*STATED GOAL*
Transcribe each line exactly.

*DATA PROVIDED*
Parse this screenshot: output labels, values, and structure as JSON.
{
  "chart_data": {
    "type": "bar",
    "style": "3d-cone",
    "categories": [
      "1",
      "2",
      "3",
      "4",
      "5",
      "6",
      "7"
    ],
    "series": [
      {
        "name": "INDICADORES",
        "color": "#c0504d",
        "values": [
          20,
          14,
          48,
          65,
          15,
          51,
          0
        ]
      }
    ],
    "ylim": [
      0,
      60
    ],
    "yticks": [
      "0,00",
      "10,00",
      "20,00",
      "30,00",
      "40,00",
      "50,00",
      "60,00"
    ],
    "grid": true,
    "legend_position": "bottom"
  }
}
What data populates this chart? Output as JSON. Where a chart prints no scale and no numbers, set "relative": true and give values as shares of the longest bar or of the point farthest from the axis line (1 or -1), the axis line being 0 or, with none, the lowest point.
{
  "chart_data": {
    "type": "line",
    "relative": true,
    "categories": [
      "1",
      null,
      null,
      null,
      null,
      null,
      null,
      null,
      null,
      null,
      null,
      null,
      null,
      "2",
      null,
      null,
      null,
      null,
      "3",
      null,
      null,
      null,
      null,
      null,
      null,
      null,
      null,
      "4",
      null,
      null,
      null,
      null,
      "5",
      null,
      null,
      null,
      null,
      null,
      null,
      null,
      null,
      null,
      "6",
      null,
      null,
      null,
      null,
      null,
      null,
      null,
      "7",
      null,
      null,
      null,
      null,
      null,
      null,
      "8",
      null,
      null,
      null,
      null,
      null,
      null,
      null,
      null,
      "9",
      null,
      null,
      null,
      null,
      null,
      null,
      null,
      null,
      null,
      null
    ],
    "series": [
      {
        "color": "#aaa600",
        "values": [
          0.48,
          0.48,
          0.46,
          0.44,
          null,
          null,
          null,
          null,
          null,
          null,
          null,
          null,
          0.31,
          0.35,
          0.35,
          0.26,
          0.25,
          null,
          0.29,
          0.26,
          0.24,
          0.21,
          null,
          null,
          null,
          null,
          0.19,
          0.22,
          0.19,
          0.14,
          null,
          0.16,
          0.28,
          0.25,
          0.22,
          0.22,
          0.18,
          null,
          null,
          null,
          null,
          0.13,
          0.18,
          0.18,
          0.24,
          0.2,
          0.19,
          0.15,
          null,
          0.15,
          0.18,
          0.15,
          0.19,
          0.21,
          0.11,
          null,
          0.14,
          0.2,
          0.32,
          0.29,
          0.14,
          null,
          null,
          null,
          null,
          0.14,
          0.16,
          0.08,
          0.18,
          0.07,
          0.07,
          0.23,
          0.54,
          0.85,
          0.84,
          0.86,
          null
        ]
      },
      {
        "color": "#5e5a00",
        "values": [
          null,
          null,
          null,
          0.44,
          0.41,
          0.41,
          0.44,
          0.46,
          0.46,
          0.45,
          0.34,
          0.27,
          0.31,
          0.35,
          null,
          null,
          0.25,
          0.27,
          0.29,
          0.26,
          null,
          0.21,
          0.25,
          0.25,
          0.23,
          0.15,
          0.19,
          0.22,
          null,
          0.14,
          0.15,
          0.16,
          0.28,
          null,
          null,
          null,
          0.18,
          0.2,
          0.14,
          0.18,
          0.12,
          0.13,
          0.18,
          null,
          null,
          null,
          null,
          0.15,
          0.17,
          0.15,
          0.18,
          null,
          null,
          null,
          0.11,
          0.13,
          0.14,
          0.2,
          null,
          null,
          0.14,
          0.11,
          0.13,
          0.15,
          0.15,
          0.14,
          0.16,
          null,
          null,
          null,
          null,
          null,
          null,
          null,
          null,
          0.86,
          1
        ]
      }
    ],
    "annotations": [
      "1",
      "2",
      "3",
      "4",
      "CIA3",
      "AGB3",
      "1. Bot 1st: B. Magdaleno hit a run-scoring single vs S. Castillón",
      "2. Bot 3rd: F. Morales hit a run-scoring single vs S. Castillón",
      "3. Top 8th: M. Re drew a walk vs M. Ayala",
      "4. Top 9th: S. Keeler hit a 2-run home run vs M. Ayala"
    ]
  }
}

*FULL ANSWER*
Parse this screenshot: output labels, values, and structure as JSON.
{
  "chart_data": {
    "type": "bar",
    "style": "3d-cone",
    "categories": [
      "1",
      "2",
      "3",
      "4",
      "5",
      "6",
      "7"
    ],
    "series": [
      {
        "name": "INDICADORES",
        "color": "#c0504d",
        "values": [
          20,
          14,
          48,
          65,
          15,
          51,
          0
        ]
      }
    ],
    "ylim": [
      0,
      60
    ],
    "yticks": [
      "0,00",
      "10,00",
      "20,00",
      "30,00",
      "40,00",
      "50,00",
      "60,00"
    ],
    "grid": true,
    "legend_position": "bottom"
  }
}
What data populates this chart? Output as JSON. Where a chart prints no scale and no numbers, set "relative": true and give values as shares of the longest bar or of the point farthest from the axis line (1 or -1), the axis line being 0 or, with none, the lowest point.
{
  "chart_data": {
    "type": "line",
    "relative": true,
    "categories": [
      "1",
      null,
      null,
      null,
      null,
      null,
      null,
      null,
      null,
      null,
      null,
      null,
      null,
      "2",
      null,
      null,
      null,
      null,
      "3",
      null,
      null,
      null,
      null,
      null,
      null,
      null,
      null,
      "4",
      null,
      null,
      null,
      null,
      "5",
      null,
      null,
      null,
      null,
      null,
      null,
      null,
      null,
      null,
      "6",
      null,
      null,
      null,
      null,
      null,
      null,
      null,
      "7",
      null,
      null,
      null,
      null,
      null,
      null,
      "8",
      null,
      null,
      null,
      null,
      null,
      null,
      null,
      null,
      "9",
      null,
      null,
      null,
      null,
      null,
      null,
      null,
      null,
      null,
      null
    ],
    "series": [
      {
        "color": "#aaa600",
        "values": [
          0.48,
          0.48,
          0.46,
          0.44,
          null,
          null,
          null,
          null,
          null,
          null,
          null,
          null,
          0.31,
          0.35,
          0.35,
          0.26,
          0.25,
          null,
          0.29,
          0.26,
          0.24,
          0.21,
          null,
          null,
          null,
          null,
          0.19,
          0.22,
          0.19,
          0.14,
          null,
          0.16,
          0.28,
          0.25,
          0.22,
          0.22,
          0.18,
          null,
          null,
          null,
          null,
          0.13,
          0.18,
          0.18,
          0.24,
          0.2,
          0.19,
          0.15,
          null,
          0.15,
          0.18,
          0.15,
          0.19,
          0.21,
          0.11,
          null,
          0.14,
          0.2,
          0.32,
          0.29,
          0.14,
          null,
          null,
          null,
          null,
          0.14,
          0.16,
          0.08,
          0.18,
          0.07,
          0.07,
          0.23,
          0.54,
          0.85,
          0.84,
          0.86,
          null
        ]
      },
      {
        "color": "#5e5a00",
        "values": [
          null,
          null,
          null,
          0.44,
          0.41,
          0.41,
          0.44,
          0.46,
          0.46,
          0.45,
          0.34,
          0.27,
          0.31,
          0.35,
          null,
          null,
          0.25,
          0.27,
          0.29,
          0.26,
          null,
          0.21,
          0.25,
          0.25,
          0.23,
          0.15,
          0.19,
          0.22,
          null,
          0.14,
          0.15,
          0.16,
          0.28,
          null,
          null,
          null,
          0.18,
          0.2,
          0.14,
          0.18,
          0.12,
          0.13,
          0.18,
          null,
          null,
          null,
          null,
          0.15,
          0.17,
          0.15,
          0.18,
          null,
          null,
          null,
          0.11,
          0.13,
          0.14,
          0.2,
          null,
          null,
          0.14,
          0.11,
          0.13,
          0.15,
          0.15,
          0.14,
          0.16,
          null,
          null,
          null,
          null,
          null,
          null,
          null,
          null,
          0.86,
          1
        ]
      }
    ],
    "annotations": [
      "1",
      "2",
      "3",
      "4",
      "CIA3",
      "AGB3",
      "1. Bot 1st: B. Magdaleno hit a run-scoring single vs S. Castillón",
      "2. Bot 3rd: F. Morales hit a run-scoring single vs S. Castillón",
      "3. Top 8th: M. Re drew a walk vs M. Ayala",
      "4. Top 9th: S. Keeler hit a 2-run home run vs M. Ayala"
    ]
  }
}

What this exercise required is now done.